==== Raw data
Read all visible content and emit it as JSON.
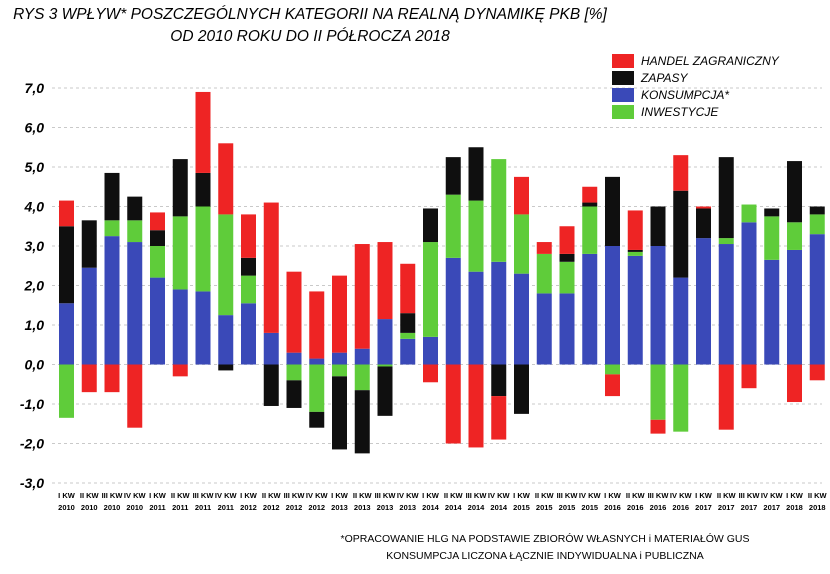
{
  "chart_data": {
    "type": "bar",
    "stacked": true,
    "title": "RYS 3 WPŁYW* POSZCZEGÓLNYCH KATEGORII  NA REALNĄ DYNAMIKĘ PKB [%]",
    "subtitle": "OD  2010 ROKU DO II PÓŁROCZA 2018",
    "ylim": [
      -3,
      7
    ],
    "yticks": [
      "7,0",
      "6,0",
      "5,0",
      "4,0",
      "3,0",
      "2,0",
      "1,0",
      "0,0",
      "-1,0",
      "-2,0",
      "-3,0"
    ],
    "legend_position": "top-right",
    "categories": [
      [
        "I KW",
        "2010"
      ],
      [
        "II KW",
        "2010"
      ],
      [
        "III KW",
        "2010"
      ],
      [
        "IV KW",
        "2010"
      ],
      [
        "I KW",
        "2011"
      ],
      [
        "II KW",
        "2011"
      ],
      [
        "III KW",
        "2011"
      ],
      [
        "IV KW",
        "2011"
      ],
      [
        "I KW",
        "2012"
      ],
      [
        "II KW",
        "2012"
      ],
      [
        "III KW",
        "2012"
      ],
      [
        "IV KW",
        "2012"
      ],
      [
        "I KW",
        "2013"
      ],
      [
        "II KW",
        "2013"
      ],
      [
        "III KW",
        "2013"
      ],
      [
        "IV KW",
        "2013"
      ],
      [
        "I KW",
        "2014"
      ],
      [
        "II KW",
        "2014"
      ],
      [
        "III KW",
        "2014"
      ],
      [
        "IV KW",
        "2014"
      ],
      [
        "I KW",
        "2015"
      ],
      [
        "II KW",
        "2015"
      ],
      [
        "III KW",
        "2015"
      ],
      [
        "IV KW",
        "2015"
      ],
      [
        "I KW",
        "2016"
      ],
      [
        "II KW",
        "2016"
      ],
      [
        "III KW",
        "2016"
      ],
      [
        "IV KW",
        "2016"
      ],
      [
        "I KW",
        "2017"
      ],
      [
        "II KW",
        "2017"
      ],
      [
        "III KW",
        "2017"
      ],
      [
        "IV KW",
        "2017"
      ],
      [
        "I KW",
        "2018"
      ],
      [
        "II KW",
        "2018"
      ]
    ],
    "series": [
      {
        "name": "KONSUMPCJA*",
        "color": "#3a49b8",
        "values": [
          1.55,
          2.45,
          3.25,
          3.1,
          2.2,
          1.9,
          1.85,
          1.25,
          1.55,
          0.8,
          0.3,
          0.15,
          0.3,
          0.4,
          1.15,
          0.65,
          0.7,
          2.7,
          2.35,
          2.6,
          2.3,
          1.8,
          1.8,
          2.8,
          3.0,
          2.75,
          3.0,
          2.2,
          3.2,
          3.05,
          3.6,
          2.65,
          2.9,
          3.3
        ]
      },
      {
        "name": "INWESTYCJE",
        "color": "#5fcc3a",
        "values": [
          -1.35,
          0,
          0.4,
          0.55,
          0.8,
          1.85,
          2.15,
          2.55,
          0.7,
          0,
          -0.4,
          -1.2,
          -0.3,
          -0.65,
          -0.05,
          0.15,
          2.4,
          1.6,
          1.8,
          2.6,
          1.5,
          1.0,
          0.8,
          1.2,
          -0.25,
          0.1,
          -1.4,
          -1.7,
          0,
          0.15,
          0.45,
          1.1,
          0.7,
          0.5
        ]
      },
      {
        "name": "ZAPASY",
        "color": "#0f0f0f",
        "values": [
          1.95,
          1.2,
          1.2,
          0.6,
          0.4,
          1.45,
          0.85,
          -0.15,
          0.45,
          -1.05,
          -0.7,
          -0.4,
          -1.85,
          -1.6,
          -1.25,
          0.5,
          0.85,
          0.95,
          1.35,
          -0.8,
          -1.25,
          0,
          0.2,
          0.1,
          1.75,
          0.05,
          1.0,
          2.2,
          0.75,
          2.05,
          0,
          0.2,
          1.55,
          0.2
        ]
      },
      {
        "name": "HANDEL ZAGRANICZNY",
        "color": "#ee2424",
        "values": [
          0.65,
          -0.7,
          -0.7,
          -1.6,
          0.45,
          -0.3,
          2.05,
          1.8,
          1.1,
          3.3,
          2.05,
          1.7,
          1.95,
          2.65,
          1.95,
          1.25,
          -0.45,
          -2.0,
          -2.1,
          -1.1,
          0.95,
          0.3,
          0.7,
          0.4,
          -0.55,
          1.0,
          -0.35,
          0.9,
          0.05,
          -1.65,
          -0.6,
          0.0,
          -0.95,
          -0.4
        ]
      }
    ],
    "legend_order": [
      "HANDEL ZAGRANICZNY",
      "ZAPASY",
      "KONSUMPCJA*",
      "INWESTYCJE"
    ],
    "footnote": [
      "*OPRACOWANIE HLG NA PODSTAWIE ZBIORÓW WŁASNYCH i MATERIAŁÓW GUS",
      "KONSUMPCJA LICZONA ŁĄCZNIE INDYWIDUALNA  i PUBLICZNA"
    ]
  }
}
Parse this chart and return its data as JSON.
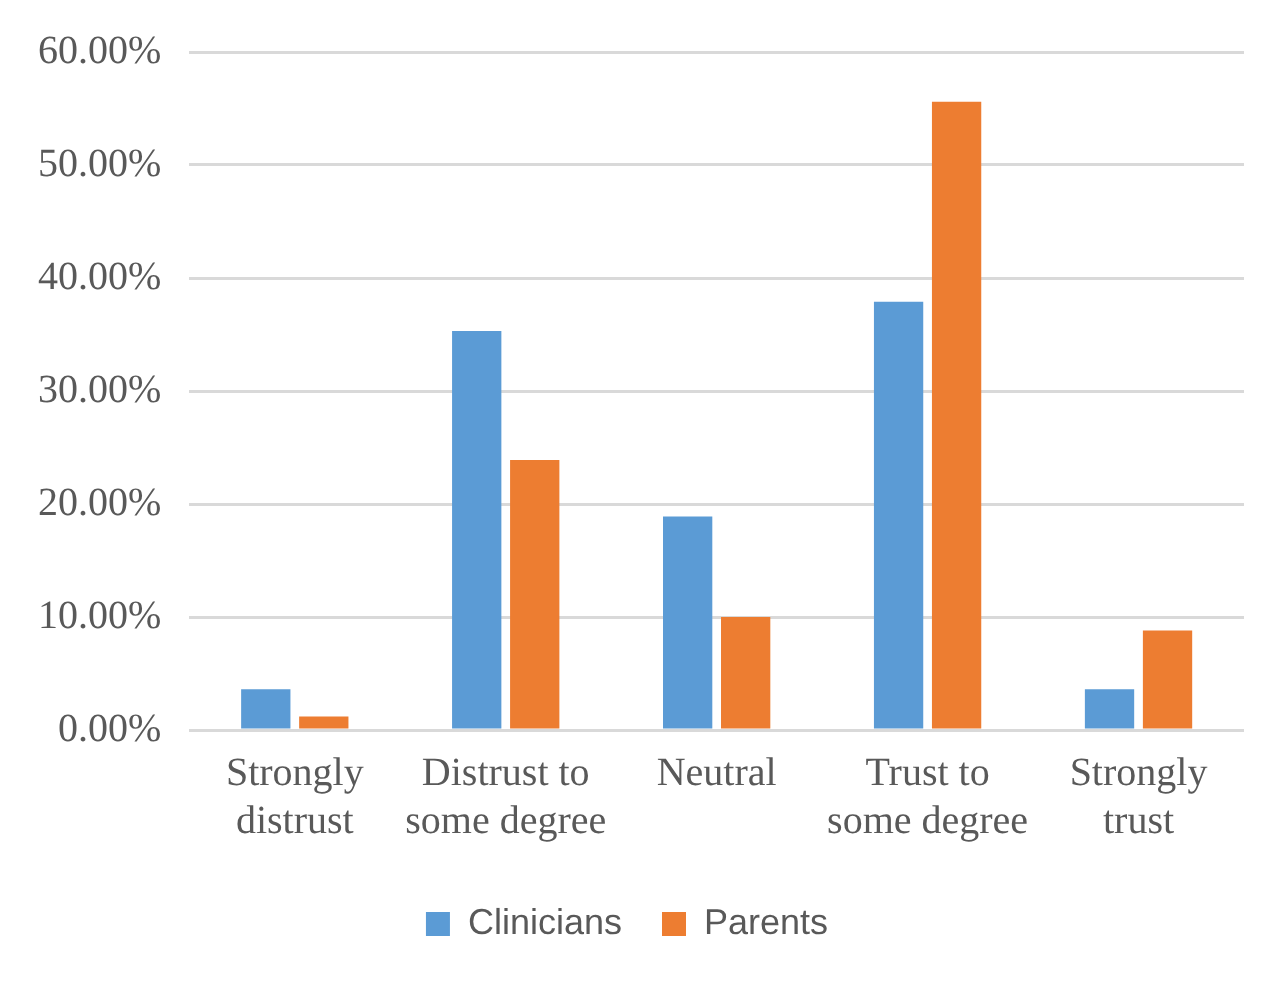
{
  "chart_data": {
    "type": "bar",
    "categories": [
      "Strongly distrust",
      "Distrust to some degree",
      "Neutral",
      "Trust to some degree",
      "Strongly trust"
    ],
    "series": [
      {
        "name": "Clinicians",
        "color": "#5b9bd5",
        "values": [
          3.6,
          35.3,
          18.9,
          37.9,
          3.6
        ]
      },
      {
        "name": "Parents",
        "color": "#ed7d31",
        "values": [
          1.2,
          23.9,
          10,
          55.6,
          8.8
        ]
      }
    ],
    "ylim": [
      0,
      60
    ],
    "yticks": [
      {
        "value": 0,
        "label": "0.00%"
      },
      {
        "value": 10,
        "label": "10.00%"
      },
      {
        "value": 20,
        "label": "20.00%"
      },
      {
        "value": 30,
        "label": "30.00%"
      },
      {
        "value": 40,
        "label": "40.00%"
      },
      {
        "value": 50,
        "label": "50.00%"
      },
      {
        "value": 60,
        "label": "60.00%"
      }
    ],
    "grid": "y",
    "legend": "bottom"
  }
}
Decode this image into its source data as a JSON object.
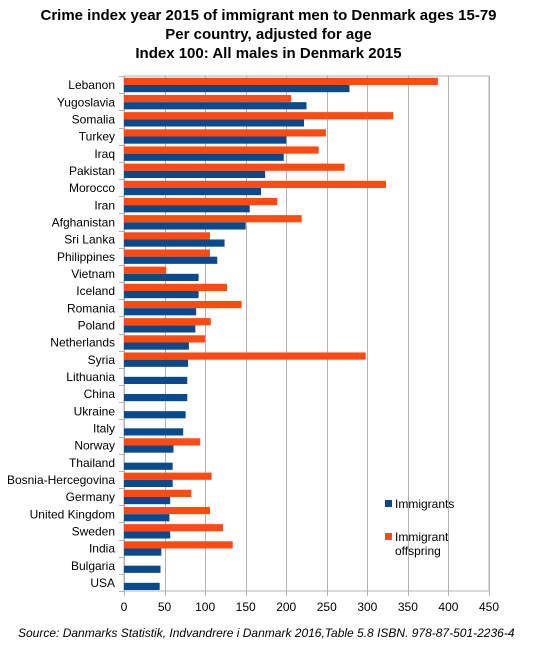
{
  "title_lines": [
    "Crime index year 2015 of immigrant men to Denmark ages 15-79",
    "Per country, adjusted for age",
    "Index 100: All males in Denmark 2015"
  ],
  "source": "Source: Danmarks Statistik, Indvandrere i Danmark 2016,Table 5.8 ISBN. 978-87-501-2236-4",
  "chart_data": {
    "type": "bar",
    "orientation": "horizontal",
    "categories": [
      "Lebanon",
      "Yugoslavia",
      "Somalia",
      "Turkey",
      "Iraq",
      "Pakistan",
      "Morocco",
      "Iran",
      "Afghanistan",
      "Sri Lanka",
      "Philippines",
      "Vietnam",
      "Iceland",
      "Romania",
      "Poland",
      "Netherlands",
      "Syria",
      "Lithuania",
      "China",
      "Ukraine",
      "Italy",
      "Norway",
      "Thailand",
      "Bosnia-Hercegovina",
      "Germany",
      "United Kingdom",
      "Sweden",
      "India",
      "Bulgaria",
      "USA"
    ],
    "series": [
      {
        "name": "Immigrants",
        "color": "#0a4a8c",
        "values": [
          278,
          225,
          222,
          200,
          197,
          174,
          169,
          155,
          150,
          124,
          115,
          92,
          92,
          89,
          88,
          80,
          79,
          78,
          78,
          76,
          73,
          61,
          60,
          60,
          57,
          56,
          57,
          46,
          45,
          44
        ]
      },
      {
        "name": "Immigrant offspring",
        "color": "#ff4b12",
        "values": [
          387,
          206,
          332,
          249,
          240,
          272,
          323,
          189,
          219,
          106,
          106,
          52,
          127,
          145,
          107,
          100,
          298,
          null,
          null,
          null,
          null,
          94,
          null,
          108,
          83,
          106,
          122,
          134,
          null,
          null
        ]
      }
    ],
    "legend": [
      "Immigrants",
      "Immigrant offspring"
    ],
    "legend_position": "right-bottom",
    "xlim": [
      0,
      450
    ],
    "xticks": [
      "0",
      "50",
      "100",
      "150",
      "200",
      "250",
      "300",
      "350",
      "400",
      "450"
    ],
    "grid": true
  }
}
========
Scan the listing above and copy all lines containing the word "color".

Output for this exercise =>
        "color": "#3a49b8",
        "color": "#5fcc3a",
        "color": "#0f0f0f",
        "color": "#ee2424",
        "color": "#5b9bd5",
        "color": "#ed7d31",
        "color": "#0a4a8c",
        "color": "#ff4b12",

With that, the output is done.